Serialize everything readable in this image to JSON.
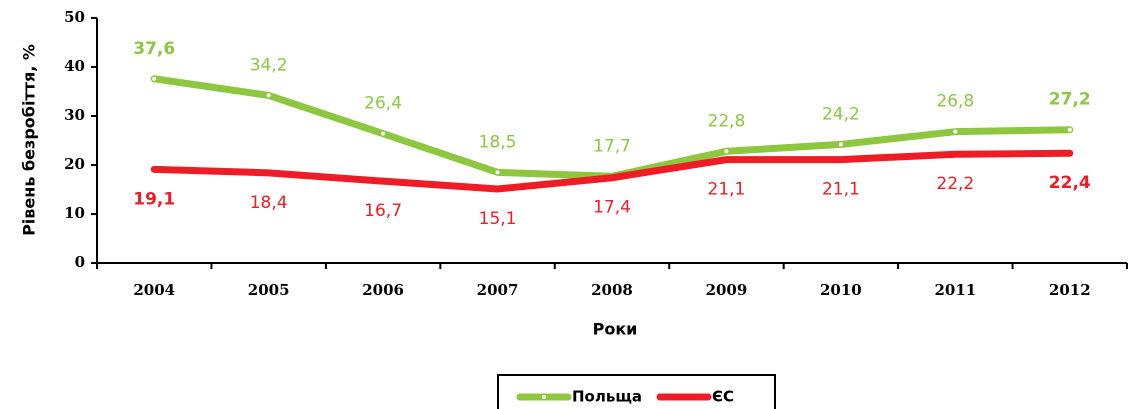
{
  "chart_data": {
    "type": "line",
    "y_label": "Рівень безробіття, %",
    "x_label": "Роки",
    "categories": [
      "2004",
      "2005",
      "2006",
      "2007",
      "2008",
      "2009",
      "2010",
      "2011",
      "2012"
    ],
    "series": [
      {
        "name": "Польща",
        "color": "#8dc63f",
        "values": [
          37.6,
          34.2,
          26.4,
          18.5,
          17.7,
          22.8,
          24.2,
          26.8,
          27.2
        ],
        "value_labels": [
          "37,6",
          "34,2",
          "26,4",
          "18,5",
          "17,7",
          "22,8",
          "24,2",
          "26,8",
          "27,2"
        ]
      },
      {
        "name": "ЄС",
        "color": "#ee1c24",
        "values": [
          19.1,
          18.4,
          16.7,
          15.1,
          17.4,
          21.1,
          21.1,
          22.2,
          22.4
        ],
        "value_labels": [
          "19,1",
          "18,4",
          "16,7",
          "15,1",
          "17,4",
          "21,1",
          "21,1",
          "22,2",
          "22,4"
        ]
      }
    ],
    "ylim": [
      0,
      50
    ],
    "yticks": [
      0,
      10,
      20,
      30,
      40,
      50
    ],
    "grid": false
  }
}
========
PROMPT | Write the lines above out again exactly, without any of their pictures.

RESULT BELOW |
Serialize everything readable in this image to JSON.
{
  "chart_data": {
    "type": "line",
    "y_label": "Рівень безробіття, %",
    "x_label": "Роки",
    "categories": [
      "2004",
      "2005",
      "2006",
      "2007",
      "2008",
      "2009",
      "2010",
      "2011",
      "2012"
    ],
    "series": [
      {
        "name": "Польща",
        "color": "#8dc63f",
        "values": [
          37.6,
          34.2,
          26.4,
          18.5,
          17.7,
          22.8,
          24.2,
          26.8,
          27.2
        ],
        "value_labels": [
          "37,6",
          "34,2",
          "26,4",
          "18,5",
          "17,7",
          "22,8",
          "24,2",
          "26,8",
          "27,2"
        ]
      },
      {
        "name": "ЄС",
        "color": "#ee1c24",
        "values": [
          19.1,
          18.4,
          16.7,
          15.1,
          17.4,
          21.1,
          21.1,
          22.2,
          22.4
        ],
        "value_labels": [
          "19,1",
          "18,4",
          "16,7",
          "15,1",
          "17,4",
          "21,1",
          "21,1",
          "22,2",
          "22,4"
        ]
      }
    ],
    "ylim": [
      0,
      50
    ],
    "yticks": [
      0,
      10,
      20,
      30,
      40,
      50
    ],
    "grid": false
  }
}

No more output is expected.